**PROMPT:** Keep only the lines below that contain the string "center", matching case exactly.

**AVAILABLE DATA:**
########################################
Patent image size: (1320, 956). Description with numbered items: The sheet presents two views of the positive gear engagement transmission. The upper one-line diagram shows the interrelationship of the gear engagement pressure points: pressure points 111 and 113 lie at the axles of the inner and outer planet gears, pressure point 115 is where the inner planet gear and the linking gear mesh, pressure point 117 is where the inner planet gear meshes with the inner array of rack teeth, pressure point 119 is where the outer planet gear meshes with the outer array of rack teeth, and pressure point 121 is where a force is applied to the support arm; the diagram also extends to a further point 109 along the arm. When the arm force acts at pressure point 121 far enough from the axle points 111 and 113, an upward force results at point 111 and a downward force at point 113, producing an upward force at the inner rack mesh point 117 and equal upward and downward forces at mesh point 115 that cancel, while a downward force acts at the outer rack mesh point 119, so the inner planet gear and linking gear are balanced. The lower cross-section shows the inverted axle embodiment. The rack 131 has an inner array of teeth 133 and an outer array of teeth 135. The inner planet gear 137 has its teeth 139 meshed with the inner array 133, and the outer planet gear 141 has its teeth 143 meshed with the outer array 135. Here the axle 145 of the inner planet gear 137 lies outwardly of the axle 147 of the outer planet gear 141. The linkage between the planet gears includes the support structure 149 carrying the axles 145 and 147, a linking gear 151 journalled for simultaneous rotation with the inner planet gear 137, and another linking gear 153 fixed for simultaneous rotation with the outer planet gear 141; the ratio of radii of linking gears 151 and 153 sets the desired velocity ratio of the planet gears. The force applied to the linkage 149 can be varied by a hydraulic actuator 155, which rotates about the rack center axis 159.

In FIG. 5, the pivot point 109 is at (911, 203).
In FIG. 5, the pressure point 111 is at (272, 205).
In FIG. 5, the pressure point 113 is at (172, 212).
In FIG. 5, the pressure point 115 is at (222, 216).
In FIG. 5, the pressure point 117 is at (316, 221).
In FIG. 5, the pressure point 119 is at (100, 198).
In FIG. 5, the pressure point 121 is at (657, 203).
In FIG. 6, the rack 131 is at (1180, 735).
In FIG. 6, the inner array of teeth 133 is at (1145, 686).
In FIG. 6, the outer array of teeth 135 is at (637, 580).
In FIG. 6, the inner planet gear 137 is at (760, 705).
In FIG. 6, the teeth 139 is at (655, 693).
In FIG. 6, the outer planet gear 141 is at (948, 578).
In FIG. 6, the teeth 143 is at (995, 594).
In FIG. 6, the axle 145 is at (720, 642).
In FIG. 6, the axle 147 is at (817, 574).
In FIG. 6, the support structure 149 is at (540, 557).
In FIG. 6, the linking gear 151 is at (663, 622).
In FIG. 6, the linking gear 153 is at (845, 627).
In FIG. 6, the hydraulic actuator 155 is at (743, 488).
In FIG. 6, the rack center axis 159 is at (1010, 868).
########################################
**TASK RESPONSE:**
Patent image size: (1320, 956). Description with numbered items: The sheet presents two views of the positive gear engagement transmission. The upper one-line diagram shows the interrelationship of the gear engagement pressure points: pressure points 111 and 113 lie at the axles of the inner and outer planet gears, pressure point 115 is where the inner planet gear and the linking gear mesh, pressure point 117 is where the inner planet gear meshes with the inner array of rack teeth, pressure point 119 is where the outer planet gear meshes with the outer array of rack teeth, and pressure point 121 is where a force is applied to the support arm; the diagram also extends to a further point 109 along the arm. When the arm force acts at pressure point 121 far enough from the axle points 111 and 113, an upward force results at point 111 and a downward force at point 113, producing an upward force at the inner rack mesh point 117 and equal upward and downward forces at mesh point 115 that cancel, while a downward force acts at the outer rack mesh point 119, so the inner planet gear and linking gear are balanced. The lower cross-section shows the inverted axle embodiment. The rack 131 has an inner array of teeth 133 and an outer array of teeth 135. The inner planet gear 137 has its teeth 139 meshed with the inner array 133, and the outer planet gear 141 has its teeth 143 meshed with the outer array 135. Here the axle 145 of the inner planet gear 137 lies outwardly of the axle 147 of the outer planet gear 141. The linkage between the planet gears includes the support structure 149 carrying the axles 145 and 147, a linking gear 151 journalled for simultaneous rotation with the inner planet gear 137, and another linking gear 153 fixed for simultaneous rotation with the outer planet gear 141; the ratio of radii of linking gears 151 and 153 sets the desired velocity ratio of the planet gears. The force applied to the linkage 149 can be varied by a hydraulic actuator 155, which rotates about the rack center axis 159.
In FIG. 6, the rack center axis 159 is at (1010, 868).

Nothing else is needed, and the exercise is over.